Aim of the exercise =
Exact copies are required of the lines from the line containing "What's the underlying" through the final line of the listing, both included, and of no other lines.

Records provided =
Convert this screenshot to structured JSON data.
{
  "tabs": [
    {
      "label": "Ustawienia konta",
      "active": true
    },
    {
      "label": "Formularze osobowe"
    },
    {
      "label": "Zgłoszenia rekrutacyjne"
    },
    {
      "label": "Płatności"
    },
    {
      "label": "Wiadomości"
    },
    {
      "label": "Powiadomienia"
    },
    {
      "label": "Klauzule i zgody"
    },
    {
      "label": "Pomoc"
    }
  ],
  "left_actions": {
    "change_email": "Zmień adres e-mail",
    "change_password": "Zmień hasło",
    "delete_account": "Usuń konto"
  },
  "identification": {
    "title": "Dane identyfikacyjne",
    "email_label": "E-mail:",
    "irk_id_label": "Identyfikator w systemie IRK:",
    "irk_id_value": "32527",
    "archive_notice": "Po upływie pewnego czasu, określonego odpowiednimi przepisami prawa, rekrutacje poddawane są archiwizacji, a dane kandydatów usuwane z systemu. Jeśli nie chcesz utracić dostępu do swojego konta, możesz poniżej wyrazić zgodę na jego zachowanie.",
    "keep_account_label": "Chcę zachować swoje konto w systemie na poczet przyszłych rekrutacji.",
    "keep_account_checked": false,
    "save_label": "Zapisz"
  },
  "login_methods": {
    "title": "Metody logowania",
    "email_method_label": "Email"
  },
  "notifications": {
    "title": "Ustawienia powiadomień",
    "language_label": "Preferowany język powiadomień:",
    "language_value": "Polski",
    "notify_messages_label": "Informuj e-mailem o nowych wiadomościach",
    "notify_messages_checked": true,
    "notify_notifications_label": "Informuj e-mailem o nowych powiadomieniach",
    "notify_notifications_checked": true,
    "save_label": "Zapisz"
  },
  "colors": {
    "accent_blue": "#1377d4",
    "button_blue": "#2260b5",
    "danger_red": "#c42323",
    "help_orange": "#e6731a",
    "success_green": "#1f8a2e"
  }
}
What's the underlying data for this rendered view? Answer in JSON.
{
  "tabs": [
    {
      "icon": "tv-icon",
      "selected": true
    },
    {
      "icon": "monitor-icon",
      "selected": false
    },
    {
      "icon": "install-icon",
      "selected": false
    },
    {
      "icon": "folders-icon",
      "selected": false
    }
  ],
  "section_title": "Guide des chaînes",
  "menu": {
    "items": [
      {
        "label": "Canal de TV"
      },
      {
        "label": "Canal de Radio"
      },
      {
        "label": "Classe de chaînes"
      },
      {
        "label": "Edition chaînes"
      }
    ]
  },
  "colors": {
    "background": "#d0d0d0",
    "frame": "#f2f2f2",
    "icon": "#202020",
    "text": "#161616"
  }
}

The result =
What's the underlying data for this rendered view? Answer in JSON.
{
  "tabs": [
    {
      "icon": "tv-icon",
      "selected": true
    },
    {
      "icon": "monitor-icon",
      "selected": false
    },
    {
      "icon": "install-icon",
      "selected": false
    },
    {
      "icon": "folders-icon",
      "selected": false
    }
  ],
  "section_title": "Guide des chaînes",
  "menu": {
    "items": [
      {
        "label": "Canal de TV"
      },
      {
        "label": "Canal de Radio"
      },
      {
        "label": "Classe de chaînes"
      },
      {
        "label": "Edition chaînes"
      }
    ]
  },
  "colors": {
    "background": "#d0d0d0",
    "frame": "#f2f2f2",
    "icon": "#202020",
    "text": "#161616"
  }
}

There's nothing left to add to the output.